# [AIM OF THE EXERCISE]
Omit all images, then return the remaining material exactly as it stands.

# [RECORD LIST]
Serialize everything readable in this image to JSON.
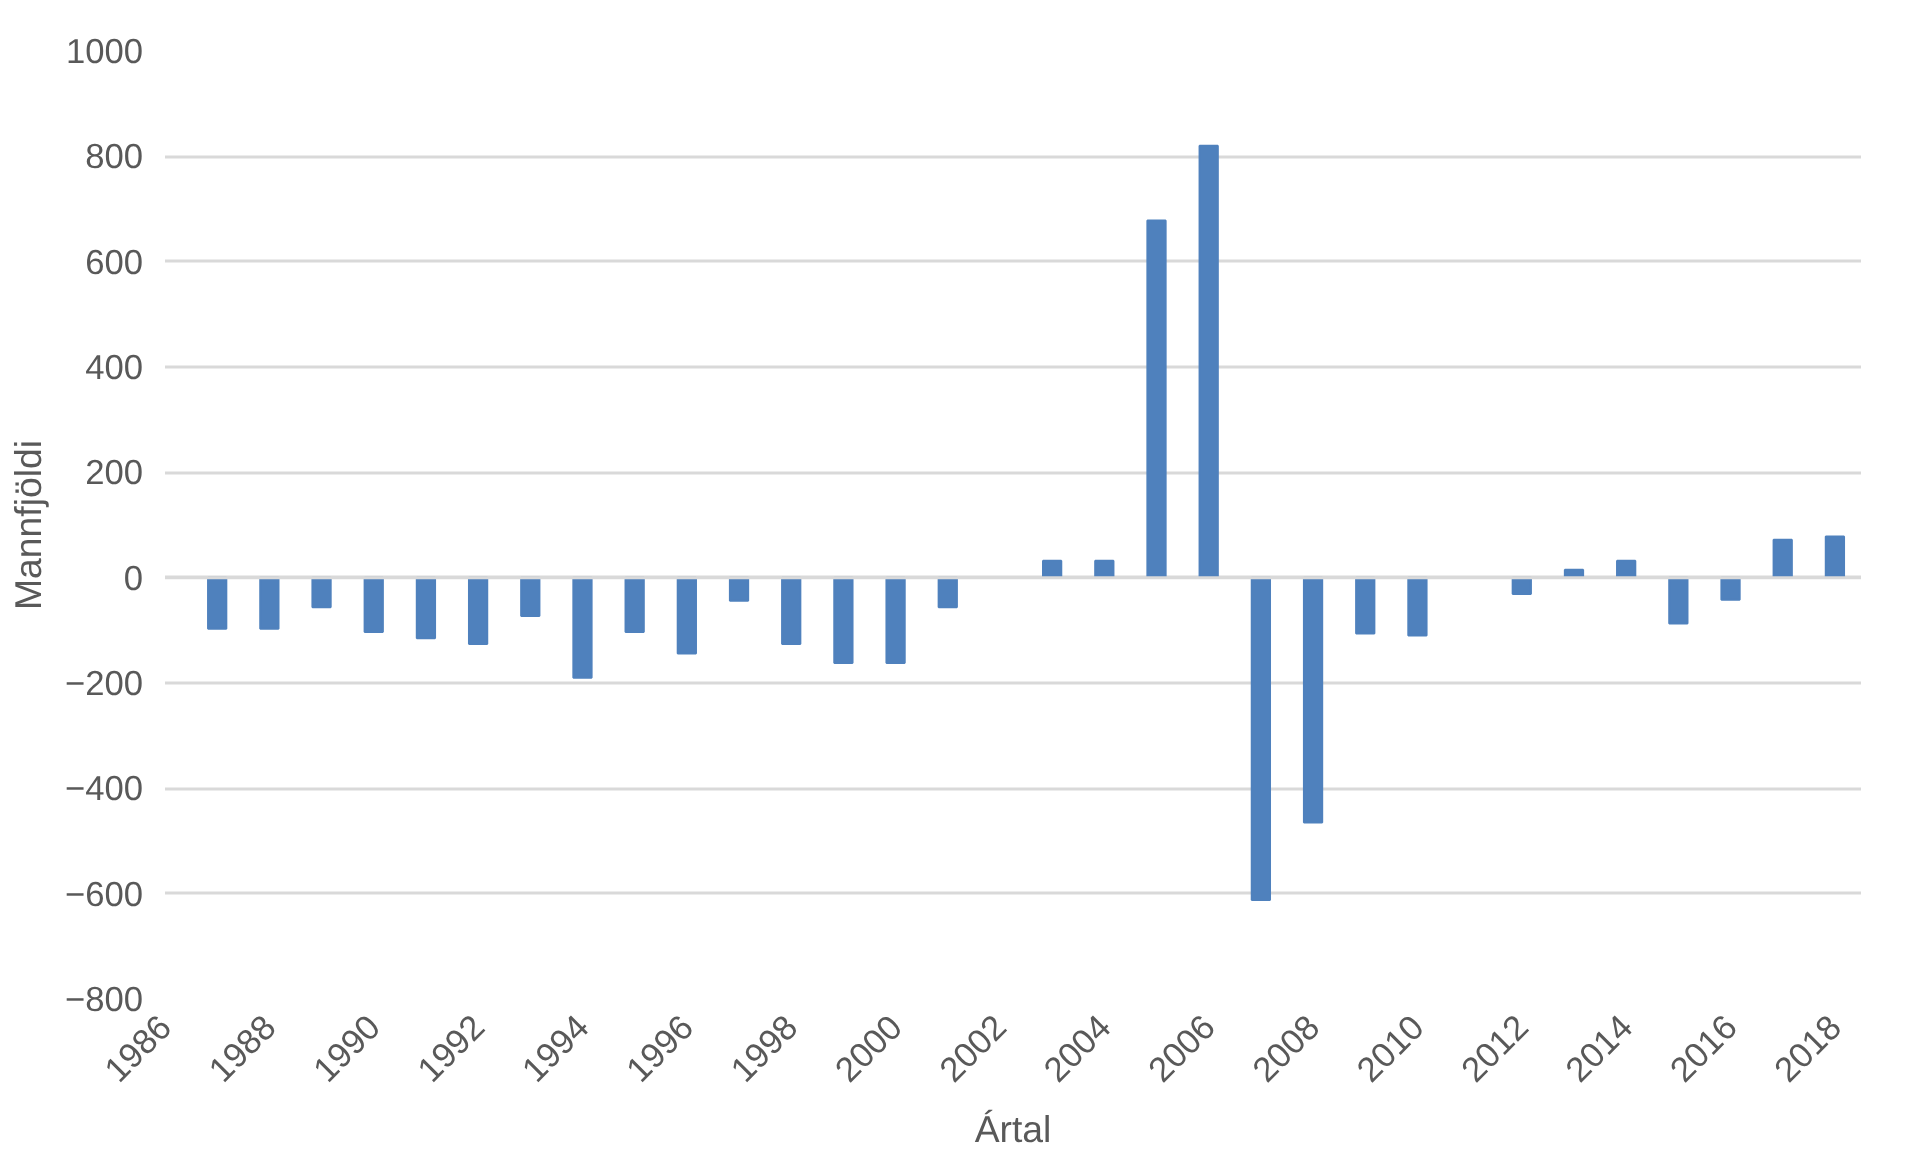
{
  "chart_data": {
    "type": "bar",
    "xlabel": "Ártal",
    "ylabel": "Mannfjöldi",
    "x": [
      1987,
      1988,
      1989,
      1990,
      1991,
      1992,
      1993,
      1994,
      1995,
      1996,
      1997,
      1998,
      1999,
      2000,
      2001,
      2002,
      2003,
      2004,
      2005,
      2006,
      2007,
      2008,
      2009,
      2010,
      2011,
      2012,
      2013,
      2014,
      2015,
      2016,
      2017,
      2018
    ],
    "values": [
      -97,
      -97,
      -56,
      -103,
      -115,
      -126,
      -73,
      -190,
      -103,
      -144,
      -44,
      -126,
      -162,
      -162,
      -56,
      null,
      32,
      32,
      678,
      820,
      -612,
      -465,
      -106,
      -110,
      null,
      -31,
      15,
      32,
      -87,
      -42,
      72,
      78
    ],
    "color": "#4f81bd",
    "xlim": [
      1986,
      2018.5
    ],
    "xticks": [
      1986,
      1988,
      1990,
      1992,
      1994,
      1996,
      1998,
      2000,
      2002,
      2004,
      2006,
      2008,
      2010,
      2012,
      2014,
      2016,
      2018
    ],
    "ylim": [
      -800,
      1000
    ],
    "yticks": [
      -800,
      -600,
      -400,
      -200,
      0,
      200,
      400,
      600,
      800,
      1000
    ],
    "grid": "y"
  }
}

# [PROBLEM SOLUTION]
Serialize everything readable in this image to JSON.
{
  "chart_data": {
    "type": "bar",
    "xlabel": "Ártal",
    "ylabel": "Mannfjöldi",
    "x": [
      1987,
      1988,
      1989,
      1990,
      1991,
      1992,
      1993,
      1994,
      1995,
      1996,
      1997,
      1998,
      1999,
      2000,
      2001,
      2002,
      2003,
      2004,
      2005,
      2006,
      2007,
      2008,
      2009,
      2010,
      2011,
      2012,
      2013,
      2014,
      2015,
      2016,
      2017,
      2018
    ],
    "values": [
      -97,
      -97,
      -56,
      -103,
      -115,
      -126,
      -73,
      -190,
      -103,
      -144,
      -44,
      -126,
      -162,
      -162,
      -56,
      null,
      32,
      32,
      678,
      820,
      -612,
      -465,
      -106,
      -110,
      null,
      -31,
      15,
      32,
      -87,
      -42,
      72,
      78
    ],
    "color": "#4f81bd",
    "xlim": [
      1986,
      2018.5
    ],
    "xticks": [
      1986,
      1988,
      1990,
      1992,
      1994,
      1996,
      1998,
      2000,
      2002,
      2004,
      2006,
      2008,
      2010,
      2012,
      2014,
      2016,
      2018
    ],
    "ylim": [
      -800,
      1000
    ],
    "yticks": [
      -800,
      -600,
      -400,
      -200,
      0,
      200,
      400,
      600,
      800,
      1000
    ],
    "grid": "y"
  }
}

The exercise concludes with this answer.